_Requirements_
The entries below contain pictures. Retype everything except those pictures, exactly as given.

(Records from a collection)
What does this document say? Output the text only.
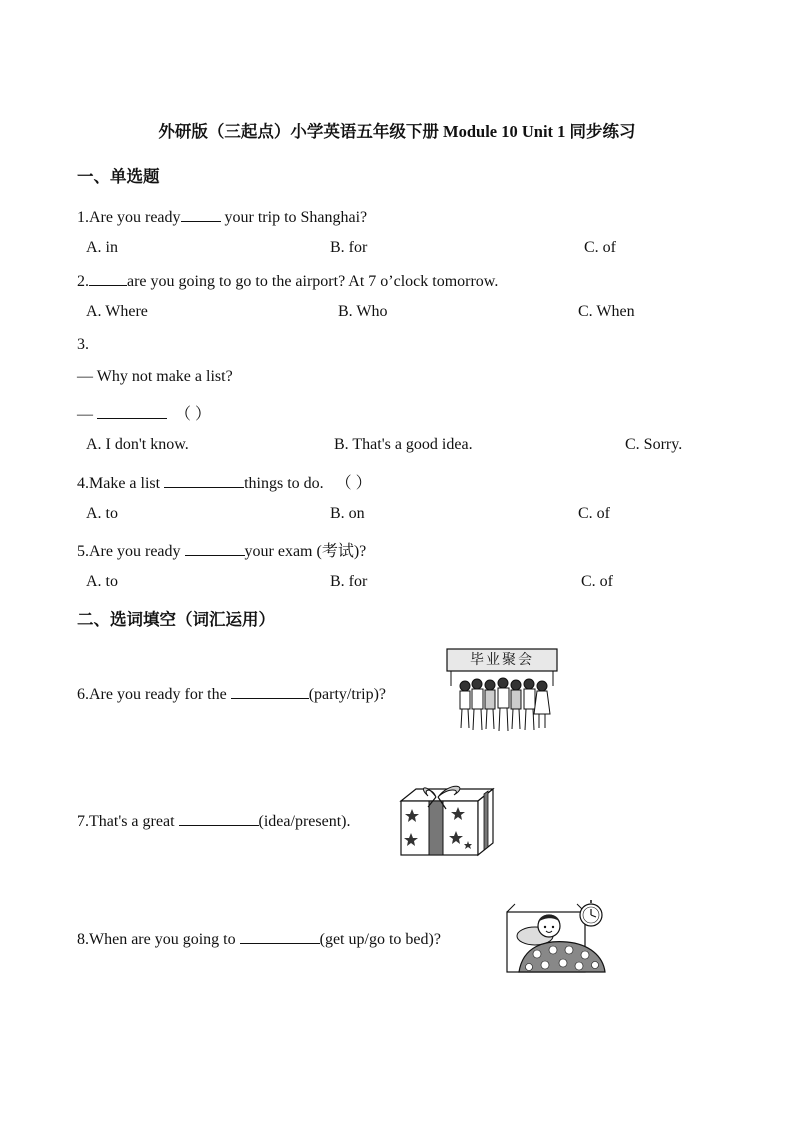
外研版（三起点）小学英语五年级下册 Module 10 Unit 1 同步练习
一、单选题
1.Are you ready	your trip to Shanghai?
A. in	B. for	C. of
2. are you going to go to the airport? At 7 o’clock tomorrow.
A. Where	B. Who	C. When
3.
— Why not make a list?
—	（ ）
A. I don't know.	B. That's a good idea.	C. Sorry.
4.Make a list	things to do. （ ）
A. to	B. on	C. of
5.Are you ready	your exam (考试)?
A. to	B. for	C. of
二、选词填空（词汇运用）
6.Are you ready for the	(party/trip)?
毕业聚会
7.That's a great	(idea/present).
8.When are you going to	(get up/go to bed)?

_Solution to this task_
What does this document say? Output the text only.
外研版（三起点）小学英语五年级下册 Module 10 Unit 1 同步练习
一、单选题
1.Are you ready	your trip to Shanghai?
A. in	B. for	C. of
2. are you going to go to the airport? At 7 o’clock tomorrow.
A. Where	B. Who	C. When
3.
— Why not make a list?
—	（ ）
A. I don't know.	B. That's a good idea.	C. Sorry.
4.Make a list	things to do. （ ）
A. to	B. on	C. of
5.Are you ready	your exam (考试)?
A. to	B. for	C. of
二、选词填空（词汇运用）
6.Are you ready for the	(party/trip)?
毕业聚会
7.That's a great	(idea/present).
8.When are you going to	(get up/go to bed)?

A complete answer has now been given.